- _Exercise details_: Read the listing and extract each line that includes the word "color".

Records from a collection
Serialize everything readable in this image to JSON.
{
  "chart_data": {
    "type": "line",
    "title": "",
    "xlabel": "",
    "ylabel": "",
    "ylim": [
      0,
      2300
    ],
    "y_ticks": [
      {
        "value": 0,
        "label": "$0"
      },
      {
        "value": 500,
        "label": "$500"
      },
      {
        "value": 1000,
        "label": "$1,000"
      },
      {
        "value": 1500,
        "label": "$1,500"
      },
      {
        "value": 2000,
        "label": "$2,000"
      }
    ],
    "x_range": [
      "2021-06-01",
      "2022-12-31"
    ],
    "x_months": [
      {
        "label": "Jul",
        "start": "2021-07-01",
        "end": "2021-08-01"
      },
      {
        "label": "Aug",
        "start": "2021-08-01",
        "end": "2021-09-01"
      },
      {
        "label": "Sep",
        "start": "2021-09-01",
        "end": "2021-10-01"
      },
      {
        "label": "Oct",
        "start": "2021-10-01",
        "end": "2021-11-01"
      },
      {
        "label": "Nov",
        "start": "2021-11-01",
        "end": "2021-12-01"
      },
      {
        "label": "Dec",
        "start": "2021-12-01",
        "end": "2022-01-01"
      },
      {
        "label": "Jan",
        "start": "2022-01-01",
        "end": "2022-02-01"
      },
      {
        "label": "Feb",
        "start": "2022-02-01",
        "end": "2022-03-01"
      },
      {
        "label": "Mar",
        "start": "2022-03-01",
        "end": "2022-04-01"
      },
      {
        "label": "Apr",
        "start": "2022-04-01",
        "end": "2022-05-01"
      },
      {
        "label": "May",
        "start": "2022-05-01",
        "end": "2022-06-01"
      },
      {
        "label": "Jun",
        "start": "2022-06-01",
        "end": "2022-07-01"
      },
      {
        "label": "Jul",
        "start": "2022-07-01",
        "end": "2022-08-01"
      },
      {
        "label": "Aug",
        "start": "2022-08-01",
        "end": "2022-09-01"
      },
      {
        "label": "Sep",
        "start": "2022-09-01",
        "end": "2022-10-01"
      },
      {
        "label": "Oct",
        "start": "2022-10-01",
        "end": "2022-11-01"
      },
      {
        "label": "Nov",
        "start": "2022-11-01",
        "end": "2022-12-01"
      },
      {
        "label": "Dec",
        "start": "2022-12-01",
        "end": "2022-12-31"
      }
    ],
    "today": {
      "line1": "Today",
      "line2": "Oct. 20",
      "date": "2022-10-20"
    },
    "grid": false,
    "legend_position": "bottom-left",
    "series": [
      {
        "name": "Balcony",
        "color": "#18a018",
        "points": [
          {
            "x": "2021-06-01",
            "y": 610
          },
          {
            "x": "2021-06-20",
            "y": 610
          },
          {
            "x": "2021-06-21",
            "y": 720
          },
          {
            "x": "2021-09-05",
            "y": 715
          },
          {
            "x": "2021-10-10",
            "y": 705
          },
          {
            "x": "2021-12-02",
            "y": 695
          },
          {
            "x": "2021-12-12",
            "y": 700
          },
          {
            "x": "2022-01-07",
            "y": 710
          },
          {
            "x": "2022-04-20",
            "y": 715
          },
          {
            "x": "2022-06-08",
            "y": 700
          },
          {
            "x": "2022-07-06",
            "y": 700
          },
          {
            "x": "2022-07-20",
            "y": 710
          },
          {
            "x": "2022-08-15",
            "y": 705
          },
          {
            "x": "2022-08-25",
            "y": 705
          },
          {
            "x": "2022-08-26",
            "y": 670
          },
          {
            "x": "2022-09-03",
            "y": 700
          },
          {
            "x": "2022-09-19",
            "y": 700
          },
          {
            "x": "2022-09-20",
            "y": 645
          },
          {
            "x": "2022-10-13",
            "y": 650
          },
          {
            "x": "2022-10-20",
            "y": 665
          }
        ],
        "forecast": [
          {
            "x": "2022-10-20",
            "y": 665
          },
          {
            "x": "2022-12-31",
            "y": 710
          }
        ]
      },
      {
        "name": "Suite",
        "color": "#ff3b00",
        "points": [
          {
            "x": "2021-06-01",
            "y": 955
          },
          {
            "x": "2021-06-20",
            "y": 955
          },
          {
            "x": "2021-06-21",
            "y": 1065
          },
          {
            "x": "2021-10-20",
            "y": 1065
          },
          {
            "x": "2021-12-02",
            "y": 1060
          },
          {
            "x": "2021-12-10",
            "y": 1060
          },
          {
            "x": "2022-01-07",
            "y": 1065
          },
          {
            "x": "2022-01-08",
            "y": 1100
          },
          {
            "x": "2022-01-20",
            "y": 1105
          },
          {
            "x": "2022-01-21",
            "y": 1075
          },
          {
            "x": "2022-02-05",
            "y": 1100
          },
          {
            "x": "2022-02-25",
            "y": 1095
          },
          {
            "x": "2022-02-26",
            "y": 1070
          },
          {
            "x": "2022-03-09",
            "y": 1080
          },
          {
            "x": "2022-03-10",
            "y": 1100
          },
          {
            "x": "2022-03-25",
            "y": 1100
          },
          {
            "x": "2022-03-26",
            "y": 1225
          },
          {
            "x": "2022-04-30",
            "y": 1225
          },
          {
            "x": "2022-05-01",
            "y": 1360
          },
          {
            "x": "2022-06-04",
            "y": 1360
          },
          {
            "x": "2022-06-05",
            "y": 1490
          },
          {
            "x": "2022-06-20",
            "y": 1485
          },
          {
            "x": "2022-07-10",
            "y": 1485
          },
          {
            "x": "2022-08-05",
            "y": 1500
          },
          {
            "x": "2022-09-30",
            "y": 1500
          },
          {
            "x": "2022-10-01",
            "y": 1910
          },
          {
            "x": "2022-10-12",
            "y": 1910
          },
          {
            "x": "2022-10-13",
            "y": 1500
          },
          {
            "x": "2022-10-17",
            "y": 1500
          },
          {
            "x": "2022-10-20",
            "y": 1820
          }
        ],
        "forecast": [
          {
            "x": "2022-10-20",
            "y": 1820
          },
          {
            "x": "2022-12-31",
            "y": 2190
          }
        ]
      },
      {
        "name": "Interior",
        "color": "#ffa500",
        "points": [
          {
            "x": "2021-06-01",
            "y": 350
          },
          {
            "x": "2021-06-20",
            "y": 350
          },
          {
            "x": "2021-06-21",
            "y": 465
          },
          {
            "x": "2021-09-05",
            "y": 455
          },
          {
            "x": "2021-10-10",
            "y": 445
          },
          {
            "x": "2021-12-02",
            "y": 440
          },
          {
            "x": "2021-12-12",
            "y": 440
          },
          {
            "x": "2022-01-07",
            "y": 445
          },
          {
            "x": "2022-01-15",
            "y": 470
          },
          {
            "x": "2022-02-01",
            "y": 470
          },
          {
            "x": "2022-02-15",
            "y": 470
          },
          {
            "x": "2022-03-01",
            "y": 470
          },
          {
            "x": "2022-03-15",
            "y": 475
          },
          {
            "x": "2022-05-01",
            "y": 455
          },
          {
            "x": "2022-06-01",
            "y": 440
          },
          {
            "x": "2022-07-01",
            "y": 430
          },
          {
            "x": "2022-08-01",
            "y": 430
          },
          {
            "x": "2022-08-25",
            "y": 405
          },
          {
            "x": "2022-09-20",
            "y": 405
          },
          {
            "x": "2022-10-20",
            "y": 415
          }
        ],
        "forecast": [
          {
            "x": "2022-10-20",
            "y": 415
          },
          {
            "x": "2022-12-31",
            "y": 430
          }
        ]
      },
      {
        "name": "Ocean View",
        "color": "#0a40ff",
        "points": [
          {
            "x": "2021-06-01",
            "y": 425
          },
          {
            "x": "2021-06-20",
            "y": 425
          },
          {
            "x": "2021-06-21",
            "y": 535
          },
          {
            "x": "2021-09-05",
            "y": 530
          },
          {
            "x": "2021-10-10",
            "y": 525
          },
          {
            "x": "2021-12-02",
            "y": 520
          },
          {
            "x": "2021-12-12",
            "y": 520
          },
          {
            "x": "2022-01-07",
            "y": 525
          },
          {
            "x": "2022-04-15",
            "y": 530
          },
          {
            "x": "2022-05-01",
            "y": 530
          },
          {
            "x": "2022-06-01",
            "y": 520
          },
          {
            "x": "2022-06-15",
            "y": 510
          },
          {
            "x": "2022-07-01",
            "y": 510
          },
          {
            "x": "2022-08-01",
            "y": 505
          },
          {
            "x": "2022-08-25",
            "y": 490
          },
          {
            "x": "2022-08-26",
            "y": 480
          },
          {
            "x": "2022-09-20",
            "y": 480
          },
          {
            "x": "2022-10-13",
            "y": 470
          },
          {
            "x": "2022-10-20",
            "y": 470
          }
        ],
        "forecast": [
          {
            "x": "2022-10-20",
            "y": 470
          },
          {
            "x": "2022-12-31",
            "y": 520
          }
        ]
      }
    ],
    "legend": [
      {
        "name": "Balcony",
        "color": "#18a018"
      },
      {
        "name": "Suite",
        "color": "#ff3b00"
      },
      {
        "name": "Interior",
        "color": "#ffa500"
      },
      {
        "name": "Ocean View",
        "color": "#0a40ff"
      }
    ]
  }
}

- _Solution to this task_:
        "color": "#18a018",
        "color": "#ff3b00",
        "color": "#ffa500",
        "color": "#0a40ff",
        "color": "#18a018"
        "color": "#ff3b00"
        "color": "#ffa500"
        "color": "#0a40ff"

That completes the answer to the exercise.